* WHAT YOU NEED TO DO
Using the listing below, extract each line that has the word "value" in it.

* RECORDS FOR THIS TASK
+++
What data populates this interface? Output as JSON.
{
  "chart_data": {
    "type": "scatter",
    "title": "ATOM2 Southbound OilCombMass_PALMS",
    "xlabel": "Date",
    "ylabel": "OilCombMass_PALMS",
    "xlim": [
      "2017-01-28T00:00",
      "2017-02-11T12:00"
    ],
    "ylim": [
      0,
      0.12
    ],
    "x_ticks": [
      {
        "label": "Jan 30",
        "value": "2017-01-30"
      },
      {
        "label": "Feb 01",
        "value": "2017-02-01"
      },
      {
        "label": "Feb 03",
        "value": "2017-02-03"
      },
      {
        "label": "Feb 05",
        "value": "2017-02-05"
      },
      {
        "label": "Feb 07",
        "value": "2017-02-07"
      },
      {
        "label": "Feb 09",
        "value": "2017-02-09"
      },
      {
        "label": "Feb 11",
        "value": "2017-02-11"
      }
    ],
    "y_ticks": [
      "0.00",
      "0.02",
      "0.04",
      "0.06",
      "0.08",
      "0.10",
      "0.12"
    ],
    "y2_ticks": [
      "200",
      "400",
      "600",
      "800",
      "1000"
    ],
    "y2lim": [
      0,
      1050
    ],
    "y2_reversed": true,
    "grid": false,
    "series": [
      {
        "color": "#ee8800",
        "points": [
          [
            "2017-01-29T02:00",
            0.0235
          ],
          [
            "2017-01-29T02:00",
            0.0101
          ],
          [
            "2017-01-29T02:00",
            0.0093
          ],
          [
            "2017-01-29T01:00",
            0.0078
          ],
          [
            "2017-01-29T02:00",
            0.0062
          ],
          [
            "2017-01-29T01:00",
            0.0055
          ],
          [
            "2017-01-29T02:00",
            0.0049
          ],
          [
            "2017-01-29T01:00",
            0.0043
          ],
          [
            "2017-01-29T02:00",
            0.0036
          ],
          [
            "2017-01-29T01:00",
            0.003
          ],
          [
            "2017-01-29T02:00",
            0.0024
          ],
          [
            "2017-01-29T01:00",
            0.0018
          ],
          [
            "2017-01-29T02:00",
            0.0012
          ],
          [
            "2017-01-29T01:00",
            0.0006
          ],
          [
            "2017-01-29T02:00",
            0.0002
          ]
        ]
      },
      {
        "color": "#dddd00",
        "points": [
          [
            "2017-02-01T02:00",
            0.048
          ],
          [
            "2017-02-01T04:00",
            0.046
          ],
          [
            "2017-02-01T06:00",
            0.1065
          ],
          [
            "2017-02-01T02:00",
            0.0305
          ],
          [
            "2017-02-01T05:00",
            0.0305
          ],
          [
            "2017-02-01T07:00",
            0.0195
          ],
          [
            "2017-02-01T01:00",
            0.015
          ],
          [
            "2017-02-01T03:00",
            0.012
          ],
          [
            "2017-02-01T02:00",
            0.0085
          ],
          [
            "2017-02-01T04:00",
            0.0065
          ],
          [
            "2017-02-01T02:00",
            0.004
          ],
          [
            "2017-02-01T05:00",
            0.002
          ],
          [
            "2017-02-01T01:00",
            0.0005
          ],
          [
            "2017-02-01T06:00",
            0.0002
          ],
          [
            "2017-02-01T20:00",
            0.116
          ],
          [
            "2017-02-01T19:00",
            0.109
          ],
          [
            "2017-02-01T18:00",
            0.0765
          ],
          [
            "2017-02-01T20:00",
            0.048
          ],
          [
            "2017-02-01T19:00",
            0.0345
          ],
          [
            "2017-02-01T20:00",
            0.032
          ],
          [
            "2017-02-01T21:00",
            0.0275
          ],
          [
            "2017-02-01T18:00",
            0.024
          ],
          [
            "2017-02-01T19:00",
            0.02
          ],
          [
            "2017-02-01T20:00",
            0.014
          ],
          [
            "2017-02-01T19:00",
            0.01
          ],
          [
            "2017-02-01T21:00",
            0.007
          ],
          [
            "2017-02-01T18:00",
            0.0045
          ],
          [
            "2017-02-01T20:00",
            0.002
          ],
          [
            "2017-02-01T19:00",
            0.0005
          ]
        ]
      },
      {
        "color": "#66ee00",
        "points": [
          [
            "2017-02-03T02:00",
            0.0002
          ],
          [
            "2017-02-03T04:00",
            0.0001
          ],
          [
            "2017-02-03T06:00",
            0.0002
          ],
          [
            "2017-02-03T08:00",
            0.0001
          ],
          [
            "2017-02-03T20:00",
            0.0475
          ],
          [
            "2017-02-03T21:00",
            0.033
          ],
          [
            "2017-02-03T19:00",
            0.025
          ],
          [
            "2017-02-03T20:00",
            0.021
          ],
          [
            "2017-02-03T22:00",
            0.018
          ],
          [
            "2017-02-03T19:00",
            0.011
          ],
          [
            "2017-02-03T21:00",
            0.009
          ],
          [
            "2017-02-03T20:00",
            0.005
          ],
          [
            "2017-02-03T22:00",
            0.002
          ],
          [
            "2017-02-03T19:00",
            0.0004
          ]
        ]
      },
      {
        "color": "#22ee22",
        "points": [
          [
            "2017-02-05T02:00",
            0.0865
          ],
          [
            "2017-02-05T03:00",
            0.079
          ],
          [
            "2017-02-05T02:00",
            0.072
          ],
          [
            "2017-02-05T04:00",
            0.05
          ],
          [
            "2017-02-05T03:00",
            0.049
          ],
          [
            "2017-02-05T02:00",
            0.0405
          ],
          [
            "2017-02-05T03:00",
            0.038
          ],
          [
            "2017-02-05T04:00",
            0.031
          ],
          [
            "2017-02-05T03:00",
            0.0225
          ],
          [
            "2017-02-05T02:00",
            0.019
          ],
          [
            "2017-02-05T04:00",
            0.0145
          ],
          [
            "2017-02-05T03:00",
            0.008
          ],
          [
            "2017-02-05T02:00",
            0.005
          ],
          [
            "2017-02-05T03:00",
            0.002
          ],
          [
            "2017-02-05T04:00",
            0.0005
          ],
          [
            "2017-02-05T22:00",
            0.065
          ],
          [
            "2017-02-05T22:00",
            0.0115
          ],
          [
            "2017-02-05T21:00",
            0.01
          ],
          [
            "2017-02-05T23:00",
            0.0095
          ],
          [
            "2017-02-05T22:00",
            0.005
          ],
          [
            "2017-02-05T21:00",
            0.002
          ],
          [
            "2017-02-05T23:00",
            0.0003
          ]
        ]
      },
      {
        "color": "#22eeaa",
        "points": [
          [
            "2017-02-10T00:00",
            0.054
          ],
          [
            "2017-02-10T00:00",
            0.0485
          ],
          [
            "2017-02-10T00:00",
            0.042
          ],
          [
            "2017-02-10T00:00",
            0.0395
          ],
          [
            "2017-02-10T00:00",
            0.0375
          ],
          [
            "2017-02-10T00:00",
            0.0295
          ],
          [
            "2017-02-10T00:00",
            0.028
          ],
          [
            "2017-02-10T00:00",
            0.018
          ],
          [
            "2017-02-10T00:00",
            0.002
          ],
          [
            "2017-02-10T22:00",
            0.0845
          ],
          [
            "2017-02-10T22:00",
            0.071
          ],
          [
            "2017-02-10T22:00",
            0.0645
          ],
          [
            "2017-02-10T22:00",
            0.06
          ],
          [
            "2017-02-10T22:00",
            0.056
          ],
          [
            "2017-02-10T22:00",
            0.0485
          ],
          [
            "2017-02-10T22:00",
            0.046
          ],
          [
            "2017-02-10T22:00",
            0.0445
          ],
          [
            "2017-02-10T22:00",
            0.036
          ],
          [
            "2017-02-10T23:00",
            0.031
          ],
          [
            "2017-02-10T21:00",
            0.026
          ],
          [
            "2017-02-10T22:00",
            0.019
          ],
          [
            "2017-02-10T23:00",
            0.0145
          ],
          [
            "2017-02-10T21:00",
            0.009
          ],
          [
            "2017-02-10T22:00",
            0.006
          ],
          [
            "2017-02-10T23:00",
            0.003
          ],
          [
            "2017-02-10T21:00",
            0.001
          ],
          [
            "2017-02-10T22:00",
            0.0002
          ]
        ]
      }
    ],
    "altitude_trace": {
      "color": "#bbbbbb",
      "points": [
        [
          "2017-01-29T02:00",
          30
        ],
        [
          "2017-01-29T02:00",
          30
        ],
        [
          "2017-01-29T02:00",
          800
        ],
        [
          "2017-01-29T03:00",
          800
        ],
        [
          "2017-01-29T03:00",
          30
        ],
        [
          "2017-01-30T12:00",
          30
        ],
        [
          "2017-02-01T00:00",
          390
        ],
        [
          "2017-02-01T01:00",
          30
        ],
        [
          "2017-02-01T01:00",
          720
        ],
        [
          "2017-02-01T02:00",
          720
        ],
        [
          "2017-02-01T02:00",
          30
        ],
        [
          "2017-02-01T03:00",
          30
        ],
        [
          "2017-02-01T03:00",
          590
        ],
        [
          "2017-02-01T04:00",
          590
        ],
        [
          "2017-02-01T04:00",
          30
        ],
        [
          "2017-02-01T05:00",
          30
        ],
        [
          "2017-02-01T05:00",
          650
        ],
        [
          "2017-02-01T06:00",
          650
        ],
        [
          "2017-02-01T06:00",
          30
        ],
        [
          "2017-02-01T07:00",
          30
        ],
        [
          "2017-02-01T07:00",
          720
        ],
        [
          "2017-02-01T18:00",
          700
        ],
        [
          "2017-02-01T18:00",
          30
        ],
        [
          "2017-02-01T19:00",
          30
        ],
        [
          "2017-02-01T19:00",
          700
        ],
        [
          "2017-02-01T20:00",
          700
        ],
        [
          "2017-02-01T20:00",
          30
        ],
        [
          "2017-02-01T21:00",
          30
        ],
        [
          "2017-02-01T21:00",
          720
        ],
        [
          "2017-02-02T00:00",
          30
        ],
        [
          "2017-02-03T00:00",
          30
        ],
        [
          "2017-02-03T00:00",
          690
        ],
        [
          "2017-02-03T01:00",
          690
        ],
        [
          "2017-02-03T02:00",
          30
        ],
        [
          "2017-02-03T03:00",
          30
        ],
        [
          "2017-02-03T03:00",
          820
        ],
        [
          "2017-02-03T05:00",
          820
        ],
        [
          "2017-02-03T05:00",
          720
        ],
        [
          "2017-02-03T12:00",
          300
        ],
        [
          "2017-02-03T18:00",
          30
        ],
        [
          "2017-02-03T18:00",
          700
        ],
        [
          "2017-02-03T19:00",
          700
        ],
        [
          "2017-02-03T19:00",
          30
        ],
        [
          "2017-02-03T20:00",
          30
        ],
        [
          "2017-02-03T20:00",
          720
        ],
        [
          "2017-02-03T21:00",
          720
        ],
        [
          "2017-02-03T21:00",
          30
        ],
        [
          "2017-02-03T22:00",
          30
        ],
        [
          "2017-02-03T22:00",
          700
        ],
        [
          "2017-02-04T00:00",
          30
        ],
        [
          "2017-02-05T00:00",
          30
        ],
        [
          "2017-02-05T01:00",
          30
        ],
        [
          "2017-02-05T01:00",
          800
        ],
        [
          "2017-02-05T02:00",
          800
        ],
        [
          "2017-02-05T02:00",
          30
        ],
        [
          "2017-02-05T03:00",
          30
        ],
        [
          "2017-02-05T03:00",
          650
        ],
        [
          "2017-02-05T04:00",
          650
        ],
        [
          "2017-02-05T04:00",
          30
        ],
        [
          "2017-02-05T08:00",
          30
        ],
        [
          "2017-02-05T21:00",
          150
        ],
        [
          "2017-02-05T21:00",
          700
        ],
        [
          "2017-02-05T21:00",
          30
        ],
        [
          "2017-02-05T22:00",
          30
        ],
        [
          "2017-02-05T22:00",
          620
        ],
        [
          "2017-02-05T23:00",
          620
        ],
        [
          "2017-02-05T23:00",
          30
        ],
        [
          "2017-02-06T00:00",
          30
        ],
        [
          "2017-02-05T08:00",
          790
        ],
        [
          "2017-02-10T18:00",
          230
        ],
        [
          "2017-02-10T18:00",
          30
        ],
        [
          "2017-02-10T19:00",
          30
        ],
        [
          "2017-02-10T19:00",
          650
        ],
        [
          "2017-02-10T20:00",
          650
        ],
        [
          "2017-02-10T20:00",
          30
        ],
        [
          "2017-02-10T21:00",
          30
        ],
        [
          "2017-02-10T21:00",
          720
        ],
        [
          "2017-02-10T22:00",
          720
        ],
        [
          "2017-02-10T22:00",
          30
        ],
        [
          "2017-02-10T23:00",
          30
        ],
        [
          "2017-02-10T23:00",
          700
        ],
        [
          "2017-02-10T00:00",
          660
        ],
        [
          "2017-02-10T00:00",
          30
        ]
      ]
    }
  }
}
+++
* OUTPUT FOR THIS EXERCISE
        "value": "2017-01-30"
        "value": "2017-02-01"
        "value": "2017-02-03"
        "value": "2017-02-05"
        "value": "2017-02-07"
        "value": "2017-02-09"
        "value": "2017-02-11"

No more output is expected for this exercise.